JOB ▸ Every record that follows must be duplicated exactly, with images left out.

───── LISTED RECORDS ─────

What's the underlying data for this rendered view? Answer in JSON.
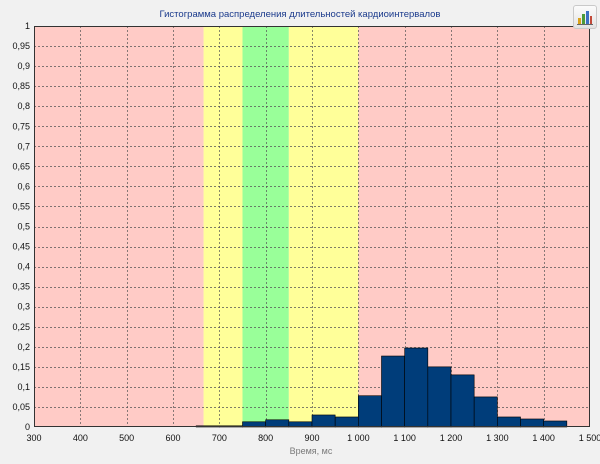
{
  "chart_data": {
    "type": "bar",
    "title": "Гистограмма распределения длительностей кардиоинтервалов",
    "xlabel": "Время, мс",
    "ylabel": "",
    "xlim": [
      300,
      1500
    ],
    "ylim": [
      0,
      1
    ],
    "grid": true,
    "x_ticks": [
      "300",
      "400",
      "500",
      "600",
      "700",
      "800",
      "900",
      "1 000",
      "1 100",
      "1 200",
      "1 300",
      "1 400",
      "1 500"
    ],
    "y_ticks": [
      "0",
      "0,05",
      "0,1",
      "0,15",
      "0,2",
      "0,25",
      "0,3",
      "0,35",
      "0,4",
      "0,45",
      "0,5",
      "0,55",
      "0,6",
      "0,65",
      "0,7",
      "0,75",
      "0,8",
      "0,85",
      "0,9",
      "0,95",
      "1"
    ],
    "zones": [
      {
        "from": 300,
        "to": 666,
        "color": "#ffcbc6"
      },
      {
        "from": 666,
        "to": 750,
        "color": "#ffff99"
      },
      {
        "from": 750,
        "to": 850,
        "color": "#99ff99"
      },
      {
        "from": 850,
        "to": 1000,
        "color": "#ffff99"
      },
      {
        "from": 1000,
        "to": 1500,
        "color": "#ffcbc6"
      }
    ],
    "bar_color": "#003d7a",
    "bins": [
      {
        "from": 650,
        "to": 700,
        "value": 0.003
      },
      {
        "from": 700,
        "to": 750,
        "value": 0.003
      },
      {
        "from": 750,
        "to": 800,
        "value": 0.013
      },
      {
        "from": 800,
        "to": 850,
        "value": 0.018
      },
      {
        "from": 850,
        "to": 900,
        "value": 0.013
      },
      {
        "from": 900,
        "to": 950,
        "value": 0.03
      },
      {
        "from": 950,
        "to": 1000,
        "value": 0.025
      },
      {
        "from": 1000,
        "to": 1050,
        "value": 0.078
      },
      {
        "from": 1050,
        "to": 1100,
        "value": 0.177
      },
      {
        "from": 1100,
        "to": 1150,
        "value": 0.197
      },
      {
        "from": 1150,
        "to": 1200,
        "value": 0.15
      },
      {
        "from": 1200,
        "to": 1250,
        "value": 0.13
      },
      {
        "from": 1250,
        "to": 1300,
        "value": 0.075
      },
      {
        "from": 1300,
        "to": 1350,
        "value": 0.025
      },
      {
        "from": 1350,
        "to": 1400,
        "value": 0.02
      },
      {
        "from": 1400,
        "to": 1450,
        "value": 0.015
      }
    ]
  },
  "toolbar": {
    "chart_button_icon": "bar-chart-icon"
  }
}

─────

CORRECT RESPONSE ▸
What's the underlying data for this rendered view? Answer in JSON.
{
  "chart_data": {
    "type": "bar",
    "title": "Гистограмма распределения длительностей кардиоинтервалов",
    "xlabel": "Время, мс",
    "ylabel": "",
    "xlim": [
      300,
      1500
    ],
    "ylim": [
      0,
      1
    ],
    "grid": true,
    "x_ticks": [
      "300",
      "400",
      "500",
      "600",
      "700",
      "800",
      "900",
      "1 000",
      "1 100",
      "1 200",
      "1 300",
      "1 400",
      "1 500"
    ],
    "y_ticks": [
      "0",
      "0,05",
      "0,1",
      "0,15",
      "0,2",
      "0,25",
      "0,3",
      "0,35",
      "0,4",
      "0,45",
      "0,5",
      "0,55",
      "0,6",
      "0,65",
      "0,7",
      "0,75",
      "0,8",
      "0,85",
      "0,9",
      "0,95",
      "1"
    ],
    "zones": [
      {
        "from": 300,
        "to": 666,
        "color": "#ffcbc6"
      },
      {
        "from": 666,
        "to": 750,
        "color": "#ffff99"
      },
      {
        "from": 750,
        "to": 850,
        "color": "#99ff99"
      },
      {
        "from": 850,
        "to": 1000,
        "color": "#ffff99"
      },
      {
        "from": 1000,
        "to": 1500,
        "color": "#ffcbc6"
      }
    ],
    "bar_color": "#003d7a",
    "bins": [
      {
        "from": 650,
        "to": 700,
        "value": 0.003
      },
      {
        "from": 700,
        "to": 750,
        "value": 0.003
      },
      {
        "from": 750,
        "to": 800,
        "value": 0.013
      },
      {
        "from": 800,
        "to": 850,
        "value": 0.018
      },
      {
        "from": 850,
        "to": 900,
        "value": 0.013
      },
      {
        "from": 900,
        "to": 950,
        "value": 0.03
      },
      {
        "from": 950,
        "to": 1000,
        "value": 0.025
      },
      {
        "from": 1000,
        "to": 1050,
        "value": 0.078
      },
      {
        "from": 1050,
        "to": 1100,
        "value": 0.177
      },
      {
        "from": 1100,
        "to": 1150,
        "value": 0.197
      },
      {
        "from": 1150,
        "to": 1200,
        "value": 0.15
      },
      {
        "from": 1200,
        "to": 1250,
        "value": 0.13
      },
      {
        "from": 1250,
        "to": 1300,
        "value": 0.075
      },
      {
        "from": 1300,
        "to": 1350,
        "value": 0.025
      },
      {
        "from": 1350,
        "to": 1400,
        "value": 0.02
      },
      {
        "from": 1400,
        "to": 1450,
        "value": 0.015
      }
    ]
  },
  "toolbar": {
    "chart_button_icon": "bar-chart-icon"
  }
}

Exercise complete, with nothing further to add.